[Data records]
--------
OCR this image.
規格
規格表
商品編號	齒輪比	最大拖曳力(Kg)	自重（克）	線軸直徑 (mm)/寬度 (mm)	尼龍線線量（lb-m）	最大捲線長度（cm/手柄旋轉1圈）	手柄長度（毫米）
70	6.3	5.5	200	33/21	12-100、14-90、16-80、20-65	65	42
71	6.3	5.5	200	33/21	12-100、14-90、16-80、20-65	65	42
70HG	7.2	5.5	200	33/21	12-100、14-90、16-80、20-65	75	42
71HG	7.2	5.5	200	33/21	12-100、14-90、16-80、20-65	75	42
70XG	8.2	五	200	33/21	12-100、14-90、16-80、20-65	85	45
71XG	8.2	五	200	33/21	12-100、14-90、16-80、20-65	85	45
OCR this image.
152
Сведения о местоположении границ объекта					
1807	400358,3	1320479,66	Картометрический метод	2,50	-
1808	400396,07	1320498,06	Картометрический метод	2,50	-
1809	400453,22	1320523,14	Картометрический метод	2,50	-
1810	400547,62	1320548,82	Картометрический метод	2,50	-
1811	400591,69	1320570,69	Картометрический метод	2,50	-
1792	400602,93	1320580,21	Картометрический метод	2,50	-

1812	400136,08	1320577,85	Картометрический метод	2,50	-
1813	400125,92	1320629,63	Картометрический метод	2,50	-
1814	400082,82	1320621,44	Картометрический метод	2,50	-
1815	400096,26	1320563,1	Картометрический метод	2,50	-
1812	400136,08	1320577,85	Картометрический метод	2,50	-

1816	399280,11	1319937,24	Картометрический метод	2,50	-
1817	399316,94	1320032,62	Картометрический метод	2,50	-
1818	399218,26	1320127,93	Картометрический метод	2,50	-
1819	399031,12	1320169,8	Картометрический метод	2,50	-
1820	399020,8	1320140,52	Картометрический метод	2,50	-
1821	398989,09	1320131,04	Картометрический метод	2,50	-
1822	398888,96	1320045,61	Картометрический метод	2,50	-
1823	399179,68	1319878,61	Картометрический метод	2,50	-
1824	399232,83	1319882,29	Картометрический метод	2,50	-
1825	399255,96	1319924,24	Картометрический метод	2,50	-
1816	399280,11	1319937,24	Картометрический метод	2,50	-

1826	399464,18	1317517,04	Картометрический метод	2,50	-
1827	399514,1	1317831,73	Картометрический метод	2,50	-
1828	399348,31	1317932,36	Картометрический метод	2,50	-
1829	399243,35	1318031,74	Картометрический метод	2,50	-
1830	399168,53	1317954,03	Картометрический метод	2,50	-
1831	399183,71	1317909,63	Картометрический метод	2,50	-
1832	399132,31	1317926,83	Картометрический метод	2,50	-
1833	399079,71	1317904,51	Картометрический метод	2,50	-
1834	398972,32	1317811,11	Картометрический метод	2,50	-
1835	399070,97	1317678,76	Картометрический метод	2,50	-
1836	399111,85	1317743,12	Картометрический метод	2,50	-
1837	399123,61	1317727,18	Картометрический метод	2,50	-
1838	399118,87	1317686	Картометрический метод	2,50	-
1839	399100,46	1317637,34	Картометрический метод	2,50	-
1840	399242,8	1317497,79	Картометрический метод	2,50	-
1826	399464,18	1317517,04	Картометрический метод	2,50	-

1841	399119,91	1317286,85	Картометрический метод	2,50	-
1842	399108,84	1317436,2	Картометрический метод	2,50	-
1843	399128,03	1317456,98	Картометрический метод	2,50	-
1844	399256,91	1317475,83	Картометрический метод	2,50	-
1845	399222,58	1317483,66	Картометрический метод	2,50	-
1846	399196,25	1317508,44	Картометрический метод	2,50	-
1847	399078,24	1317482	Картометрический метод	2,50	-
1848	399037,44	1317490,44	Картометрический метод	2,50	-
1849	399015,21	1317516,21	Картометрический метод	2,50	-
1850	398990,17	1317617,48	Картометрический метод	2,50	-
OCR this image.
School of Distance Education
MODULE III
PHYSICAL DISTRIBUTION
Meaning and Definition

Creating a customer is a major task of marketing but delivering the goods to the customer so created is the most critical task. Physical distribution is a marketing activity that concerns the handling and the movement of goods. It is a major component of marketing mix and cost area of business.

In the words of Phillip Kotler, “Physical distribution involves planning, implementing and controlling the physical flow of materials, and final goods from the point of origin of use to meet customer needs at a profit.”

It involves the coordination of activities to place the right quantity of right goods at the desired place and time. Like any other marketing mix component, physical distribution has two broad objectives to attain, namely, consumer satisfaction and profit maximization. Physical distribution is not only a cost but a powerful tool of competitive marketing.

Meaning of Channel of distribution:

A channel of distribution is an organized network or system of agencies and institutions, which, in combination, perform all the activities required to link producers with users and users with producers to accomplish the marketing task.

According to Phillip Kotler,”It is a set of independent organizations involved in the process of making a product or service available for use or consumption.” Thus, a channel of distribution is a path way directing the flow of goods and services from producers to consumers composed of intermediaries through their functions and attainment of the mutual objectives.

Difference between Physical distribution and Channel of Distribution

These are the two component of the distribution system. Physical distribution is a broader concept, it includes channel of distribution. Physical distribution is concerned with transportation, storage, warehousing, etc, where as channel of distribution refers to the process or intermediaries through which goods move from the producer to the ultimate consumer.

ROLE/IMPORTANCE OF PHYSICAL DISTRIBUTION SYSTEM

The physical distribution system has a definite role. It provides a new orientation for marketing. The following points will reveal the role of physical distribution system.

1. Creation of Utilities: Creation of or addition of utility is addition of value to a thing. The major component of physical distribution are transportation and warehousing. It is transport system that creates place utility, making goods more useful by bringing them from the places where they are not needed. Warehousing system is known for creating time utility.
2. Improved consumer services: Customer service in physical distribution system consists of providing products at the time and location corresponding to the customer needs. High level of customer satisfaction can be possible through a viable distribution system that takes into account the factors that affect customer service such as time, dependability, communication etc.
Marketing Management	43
--------
What needs to be done => Output the records above in their entirety, exactly.

Result =>
OCR this image.
規格
規格表
商品編號	齒輪比	最大拖曳力(Kg)	自重（克）	線軸直徑 (mm)/寬度 (mm)	尼龍線線量（lb-m）	最大捲線長度（cm/手柄旋轉1圈）	手柄長度（毫米）
70	6.3	5.5	200	33/21	12-100、14-90、16-80、20-65	65	42
71	6.3	5.5	200	33/21	12-100、14-90、16-80、20-65	65	42
70HG	7.2	5.5	200	33/21	12-100、14-90、16-80、20-65	75	42
71HG	7.2	5.5	200	33/21	12-100、14-90、16-80、20-65	75	42
70XG	8.2	五	200	33/21	12-100、14-90、16-80、20-65	85	45
71XG	8.2	五	200	33/21	12-100、14-90、16-80、20-65	85	45
OCR this image.
152
Сведения о местоположении границ объекта					
1807	400358,3	1320479,66	Картометрический метод	2,50	-
1808	400396,07	1320498,06	Картометрический метод	2,50	-
1809	400453,22	1320523,14	Картометрический метод	2,50	-
1810	400547,62	1320548,82	Картометрический метод	2,50	-
1811	400591,69	1320570,69	Картометрический метод	2,50	-
1792	400602,93	1320580,21	Картометрический метод	2,50	-

1812	400136,08	1320577,85	Картометрический метод	2,50	-
1813	400125,92	1320629,63	Картометрический метод	2,50	-
1814	400082,82	1320621,44	Картометрический метод	2,50	-
1815	400096,26	1320563,1	Картометрический метод	2,50	-
1812	400136,08	1320577,85	Картометрический метод	2,50	-

1816	399280,11	1319937,24	Картометрический метод	2,50	-
1817	399316,94	1320032,62	Картометрический метод	2,50	-
1818	399218,26	1320127,93	Картометрический метод	2,50	-
1819	399031,12	1320169,8	Картометрический метод	2,50	-
1820	399020,8	1320140,52	Картометрический метод	2,50	-
1821	398989,09	1320131,04	Картометрический метод	2,50	-
1822	398888,96	1320045,61	Картометрический метод	2,50	-
1823	399179,68	1319878,61	Картометрический метод	2,50	-
1824	399232,83	1319882,29	Картометрический метод	2,50	-
1825	399255,96	1319924,24	Картометрический метод	2,50	-
1816	399280,11	1319937,24	Картометрический метод	2,50	-

1826	399464,18	1317517,04	Картометрический метод	2,50	-
1827	399514,1	1317831,73	Картометрический метод	2,50	-
1828	399348,31	1317932,36	Картометрический метод	2,50	-
1829	399243,35	1318031,74	Картометрический метод	2,50	-
1830	399168,53	1317954,03	Картометрический метод	2,50	-
1831	399183,71	1317909,63	Картометрический метод	2,50	-
1832	399132,31	1317926,83	Картометрический метод	2,50	-
1833	399079,71	1317904,51	Картометрический метод	2,50	-
1834	398972,32	1317811,11	Картометрический метод	2,50	-
1835	399070,97	1317678,76	Картометрический метод	2,50	-
1836	399111,85	1317743,12	Картометрический метод	2,50	-
1837	399123,61	1317727,18	Картометрический метод	2,50	-
1838	399118,87	1317686	Картометрический метод	2,50	-
1839	399100,46	1317637,34	Картометрический метод	2,50	-
1840	399242,8	1317497,79	Картометрический метод	2,50	-
1826	399464,18	1317517,04	Картометрический метод	2,50	-

1841	399119,91	1317286,85	Картометрический метод	2,50	-
1842	399108,84	1317436,2	Картометрический метод	2,50	-
1843	399128,03	1317456,98	Картометрический метод	2,50	-
1844	399256,91	1317475,83	Картометрический метод	2,50	-
1845	399222,58	1317483,66	Картометрический метод	2,50	-
1846	399196,25	1317508,44	Картометрический метод	2,50	-
1847	399078,24	1317482	Картометрический метод	2,50	-
1848	399037,44	1317490,44	Картометрический метод	2,50	-
1849	399015,21	1317516,21	Картометрический метод	2,50	-
1850	398990,17	1317617,48	Картометрический метод	2,50	-
OCR this image.
School of Distance Education
MODULE III
PHYSICAL DISTRIBUTION
Meaning and Definition

Creating a customer is a major task of marketing but delivering the goods to the customer so created is the most critical task. Physical distribution is a marketing activity that concerns the handling and the movement of goods. It is a major component of marketing mix and cost area of business.

In the words of Phillip Kotler, “Physical distribution involves planning, implementing and controlling the physical flow of materials, and final goods from the point of origin of use to meet customer needs at a profit.”

It involves the coordination of activities to place the right quantity of right goods at the desired place and time. Like any other marketing mix component, physical distribution has two broad objectives to attain, namely, consumer satisfaction and profit maximization. Physical distribution is not only a cost but a powerful tool of competitive marketing.

Meaning of Channel of distribution:

A channel of distribution is an organized network or system of agencies and institutions, which, in combination, perform all the activities required to link producers with users and users with producers to accomplish the marketing task.

According to Phillip Kotler,”It is a set of independent organizations involved in the process of making a product or service available for use or consumption.” Thus, a channel of distribution is a path way directing the flow of goods and services from producers to consumers composed of intermediaries through their functions and attainment of the mutual objectives.

Difference between Physical distribution and Channel of Distribution

These are the two component of the distribution system. Physical distribution is a broader concept, it includes channel of distribution. Physical distribution is concerned with transportation, storage, warehousing, etc, where as channel of distribution refers to the process or intermediaries through which goods move from the producer to the ultimate consumer.

ROLE/IMPORTANCE OF PHYSICAL DISTRIBUTION SYSTEM

The physical distribution system has a definite role. It provides a new orientation for marketing. The following points will reveal the role of physical distribution system.

1. Creation of Utilities: Creation of or addition of utility is addition of value to a thing. The major component of physical distribution are transportation and warehousing. It is transport system that creates place utility, making goods more useful by bringing them from the places where they are not needed. Warehousing system is known for creating time utility.
2. Improved consumer services: Customer service in physical distribution system consists of providing products at the time and location corresponding to the customer needs. High level of customer satisfaction can be possible through a viable distribution system that takes into account the factors that affect customer service such as time, dependability, communication etc.
Marketing Management	43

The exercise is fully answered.